The records underneath are to be repeated exactly, with the pictures left out.

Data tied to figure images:
┄┄┄┄┄┄

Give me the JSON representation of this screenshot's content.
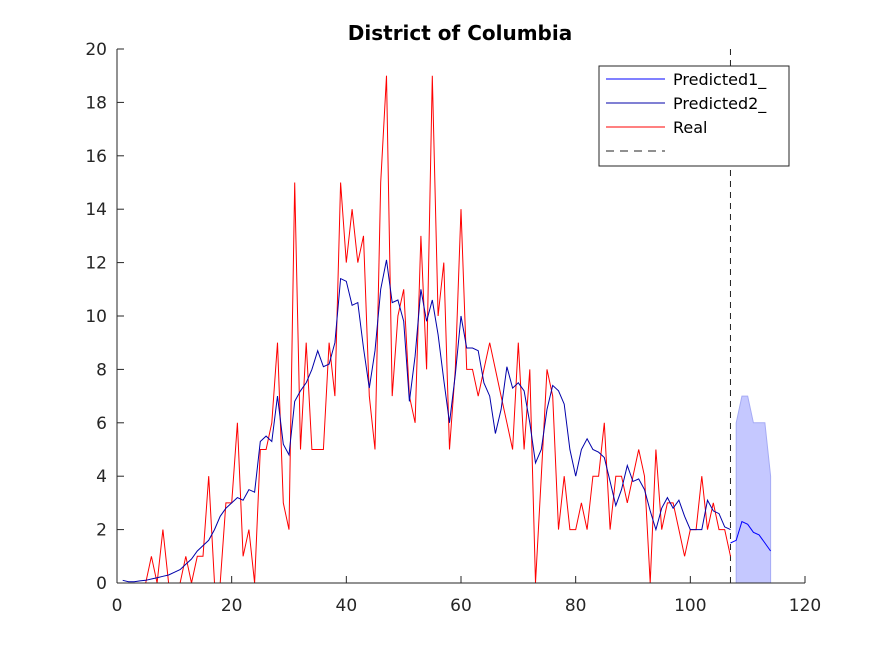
{
  "chart_data": {
    "type": "line",
    "title": "District of Columbia",
    "xlabel": "",
    "ylabel": "",
    "xlim": [
      0,
      120
    ],
    "ylim": [
      0,
      20
    ],
    "xticks": [
      0,
      20,
      40,
      60,
      80,
      100,
      120
    ],
    "yticks": [
      0,
      2,
      4,
      6,
      8,
      10,
      12,
      14,
      16,
      18,
      20
    ],
    "grid": false,
    "legend_position": "top-right",
    "vline_x": 107,
    "series": [
      {
        "name": "Predicted1_",
        "color": "#0000ff",
        "x": [
          107,
          108,
          109,
          110,
          111,
          112,
          113,
          114
        ],
        "y": [
          1.5,
          1.6,
          2.3,
          2.2,
          1.9,
          1.8,
          1.5,
          1.2
        ]
      },
      {
        "name": "Predicted2_",
        "color": "#0000aa",
        "x": [
          1,
          2,
          3,
          4,
          5,
          6,
          7,
          8,
          9,
          10,
          11,
          12,
          13,
          14,
          15,
          16,
          17,
          18,
          19,
          20,
          21,
          22,
          23,
          24,
          25,
          26,
          27,
          28,
          29,
          30,
          31,
          32,
          33,
          34,
          35,
          36,
          37,
          38,
          39,
          40,
          41,
          42,
          43,
          44,
          45,
          46,
          47,
          48,
          49,
          50,
          51,
          52,
          53,
          54,
          55,
          56,
          57,
          58,
          59,
          60,
          61,
          62,
          63,
          64,
          65,
          66,
          67,
          68,
          69,
          70,
          71,
          72,
          73,
          74,
          75,
          76,
          77,
          78,
          79,
          80,
          81,
          82,
          83,
          84,
          85,
          86,
          87,
          88,
          89,
          90,
          91,
          92,
          93,
          94,
          95,
          96,
          97,
          98,
          99,
          100,
          101,
          102,
          103,
          104,
          105,
          106,
          107
        ],
        "y": [
          0.1,
          0.05,
          0.05,
          0.08,
          0.1,
          0.15,
          0.2,
          0.25,
          0.3,
          0.4,
          0.5,
          0.7,
          0.9,
          1.2,
          1.4,
          1.6,
          2.0,
          2.5,
          2.8,
          3.0,
          3.2,
          3.1,
          3.5,
          3.4,
          5.3,
          5.5,
          5.3,
          7.0,
          5.2,
          4.8,
          6.8,
          7.2,
          7.5,
          8.0,
          8.7,
          8.1,
          8.2,
          9.0,
          11.4,
          11.3,
          10.4,
          10.5,
          8.8,
          7.3,
          8.7,
          11.0,
          12.1,
          10.5,
          10.6,
          9.8,
          6.8,
          8.5,
          11.0,
          9.8,
          10.6,
          9.3,
          7.6,
          6.0,
          7.8,
          10.0,
          8.8,
          8.8,
          8.7,
          7.5,
          7.0,
          5.6,
          6.5,
          8.1,
          7.3,
          7.5,
          7.2,
          6.0,
          4.5,
          5.0,
          6.5,
          7.4,
          7.2,
          6.7,
          5.0,
          4.0,
          5.0,
          5.4,
          5.0,
          4.9,
          4.7,
          3.8,
          2.9,
          3.5,
          4.4,
          3.8,
          3.9,
          3.5,
          2.7,
          2.0,
          2.8,
          3.2,
          2.8,
          3.1,
          2.5,
          2.0,
          2.0,
          2.0,
          3.1,
          2.7,
          2.6,
          2.1,
          2.0
        ]
      },
      {
        "name": "Real",
        "color": "#ff0000",
        "x": [
          1,
          2,
          3,
          4,
          5,
          6,
          7,
          8,
          9,
          10,
          11,
          12,
          13,
          14,
          15,
          16,
          17,
          18,
          19,
          20,
          21,
          22,
          23,
          24,
          25,
          26,
          27,
          28,
          29,
          30,
          31,
          32,
          33,
          34,
          35,
          36,
          37,
          38,
          39,
          40,
          41,
          42,
          43,
          44,
          45,
          46,
          47,
          48,
          49,
          50,
          51,
          52,
          53,
          54,
          55,
          56,
          57,
          58,
          59,
          60,
          61,
          62,
          63,
          64,
          65,
          66,
          67,
          68,
          69,
          70,
          71,
          72,
          73,
          74,
          75,
          76,
          77,
          78,
          79,
          80,
          81,
          82,
          83,
          84,
          85,
          86,
          87,
          88,
          89,
          90,
          91,
          92,
          93,
          94,
          95,
          96,
          97,
          98,
          99,
          100,
          101,
          102,
          103,
          104,
          105,
          106,
          107
        ],
        "y": [
          0,
          0,
          0,
          0,
          0,
          1,
          0,
          2,
          0,
          0,
          0,
          1,
          0,
          1,
          1,
          4,
          0,
          0,
          3,
          3,
          6,
          1,
          2,
          0,
          5,
          5,
          6,
          9,
          3,
          2,
          15,
          5,
          9,
          5,
          5,
          5,
          9,
          7,
          15,
          12,
          14,
          12,
          13,
          7,
          5,
          15,
          19,
          7,
          10,
          11,
          7,
          6,
          13,
          8,
          19,
          10,
          12,
          5,
          8,
          14,
          8,
          8,
          7,
          8,
          9,
          8,
          7,
          6,
          5,
          9,
          5,
          8,
          0,
          4,
          8,
          7,
          2,
          4,
          2,
          2,
          3,
          2,
          4,
          4,
          6,
          2,
          4,
          4,
          3,
          4,
          5,
          4,
          0,
          5,
          2,
          3,
          3,
          2,
          1,
          2,
          2,
          4,
          2,
          3,
          2,
          2,
          1
        ]
      },
      {
        "name": "",
        "style": "dashed",
        "color": "#222222"
      }
    ],
    "confidence_band": {
      "color": "#c5c8ff",
      "x": [
        108,
        109,
        110,
        111,
        112,
        113,
        114
      ],
      "y_low": [
        0,
        0,
        0,
        0,
        0,
        0,
        0
      ],
      "y_high": [
        6.0,
        7.0,
        7.0,
        6.0,
        6.0,
        6.0,
        4.0
      ]
    }
  }
}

┄┄┄┄┄┄

ANSWER TO THIS EXERCISE:
Give me the JSON representation of this screenshot's content.
{
  "chart_data": {
    "type": "line",
    "title": "District of Columbia",
    "xlabel": "",
    "ylabel": "",
    "xlim": [
      0,
      120
    ],
    "ylim": [
      0,
      20
    ],
    "xticks": [
      0,
      20,
      40,
      60,
      80,
      100,
      120
    ],
    "yticks": [
      0,
      2,
      4,
      6,
      8,
      10,
      12,
      14,
      16,
      18,
      20
    ],
    "grid": false,
    "legend_position": "top-right",
    "vline_x": 107,
    "series": [
      {
        "name": "Predicted1_",
        "color": "#0000ff",
        "x": [
          107,
          108,
          109,
          110,
          111,
          112,
          113,
          114
        ],
        "y": [
          1.5,
          1.6,
          2.3,
          2.2,
          1.9,
          1.8,
          1.5,
          1.2
        ]
      },
      {
        "name": "Predicted2_",
        "color": "#0000aa",
        "x": [
          1,
          2,
          3,
          4,
          5,
          6,
          7,
          8,
          9,
          10,
          11,
          12,
          13,
          14,
          15,
          16,
          17,
          18,
          19,
          20,
          21,
          22,
          23,
          24,
          25,
          26,
          27,
          28,
          29,
          30,
          31,
          32,
          33,
          34,
          35,
          36,
          37,
          38,
          39,
          40,
          41,
          42,
          43,
          44,
          45,
          46,
          47,
          48,
          49,
          50,
          51,
          52,
          53,
          54,
          55,
          56,
          57,
          58,
          59,
          60,
          61,
          62,
          63,
          64,
          65,
          66,
          67,
          68,
          69,
          70,
          71,
          72,
          73,
          74,
          75,
          76,
          77,
          78,
          79,
          80,
          81,
          82,
          83,
          84,
          85,
          86,
          87,
          88,
          89,
          90,
          91,
          92,
          93,
          94,
          95,
          96,
          97,
          98,
          99,
          100,
          101,
          102,
          103,
          104,
          105,
          106,
          107
        ],
        "y": [
          0.1,
          0.05,
          0.05,
          0.08,
          0.1,
          0.15,
          0.2,
          0.25,
          0.3,
          0.4,
          0.5,
          0.7,
          0.9,
          1.2,
          1.4,
          1.6,
          2.0,
          2.5,
          2.8,
          3.0,
          3.2,
          3.1,
          3.5,
          3.4,
          5.3,
          5.5,
          5.3,
          7.0,
          5.2,
          4.8,
          6.8,
          7.2,
          7.5,
          8.0,
          8.7,
          8.1,
          8.2,
          9.0,
          11.4,
          11.3,
          10.4,
          10.5,
          8.8,
          7.3,
          8.7,
          11.0,
          12.1,
          10.5,
          10.6,
          9.8,
          6.8,
          8.5,
          11.0,
          9.8,
          10.6,
          9.3,
          7.6,
          6.0,
          7.8,
          10.0,
          8.8,
          8.8,
          8.7,
          7.5,
          7.0,
          5.6,
          6.5,
          8.1,
          7.3,
          7.5,
          7.2,
          6.0,
          4.5,
          5.0,
          6.5,
          7.4,
          7.2,
          6.7,
          5.0,
          4.0,
          5.0,
          5.4,
          5.0,
          4.9,
          4.7,
          3.8,
          2.9,
          3.5,
          4.4,
          3.8,
          3.9,
          3.5,
          2.7,
          2.0,
          2.8,
          3.2,
          2.8,
          3.1,
          2.5,
          2.0,
          2.0,
          2.0,
          3.1,
          2.7,
          2.6,
          2.1,
          2.0
        ]
      },
      {
        "name": "Real",
        "color": "#ff0000",
        "x": [
          1,
          2,
          3,
          4,
          5,
          6,
          7,
          8,
          9,
          10,
          11,
          12,
          13,
          14,
          15,
          16,
          17,
          18,
          19,
          20,
          21,
          22,
          23,
          24,
          25,
          26,
          27,
          28,
          29,
          30,
          31,
          32,
          33,
          34,
          35,
          36,
          37,
          38,
          39,
          40,
          41,
          42,
          43,
          44,
          45,
          46,
          47,
          48,
          49,
          50,
          51,
          52,
          53,
          54,
          55,
          56,
          57,
          58,
          59,
          60,
          61,
          62,
          63,
          64,
          65,
          66,
          67,
          68,
          69,
          70,
          71,
          72,
          73,
          74,
          75,
          76,
          77,
          78,
          79,
          80,
          81,
          82,
          83,
          84,
          85,
          86,
          87,
          88,
          89,
          90,
          91,
          92,
          93,
          94,
          95,
          96,
          97,
          98,
          99,
          100,
          101,
          102,
          103,
          104,
          105,
          106,
          107
        ],
        "y": [
          0,
          0,
          0,
          0,
          0,
          1,
          0,
          2,
          0,
          0,
          0,
          1,
          0,
          1,
          1,
          4,
          0,
          0,
          3,
          3,
          6,
          1,
          2,
          0,
          5,
          5,
          6,
          9,
          3,
          2,
          15,
          5,
          9,
          5,
          5,
          5,
          9,
          7,
          15,
          12,
          14,
          12,
          13,
          7,
          5,
          15,
          19,
          7,
          10,
          11,
          7,
          6,
          13,
          8,
          19,
          10,
          12,
          5,
          8,
          14,
          8,
          8,
          7,
          8,
          9,
          8,
          7,
          6,
          5,
          9,
          5,
          8,
          0,
          4,
          8,
          7,
          2,
          4,
          2,
          2,
          3,
          2,
          4,
          4,
          6,
          2,
          4,
          4,
          3,
          4,
          5,
          4,
          0,
          5,
          2,
          3,
          3,
          2,
          1,
          2,
          2,
          4,
          2,
          3,
          2,
          2,
          1
        ]
      },
      {
        "name": "",
        "style": "dashed",
        "color": "#222222"
      }
    ],
    "confidence_band": {
      "color": "#c5c8ff",
      "x": [
        108,
        109,
        110,
        111,
        112,
        113,
        114
      ],
      "y_low": [
        0,
        0,
        0,
        0,
        0,
        0,
        0
      ],
      "y_high": [
        6.0,
        7.0,
        7.0,
        6.0,
        6.0,
        6.0,
        4.0
      ]
    }
  }
}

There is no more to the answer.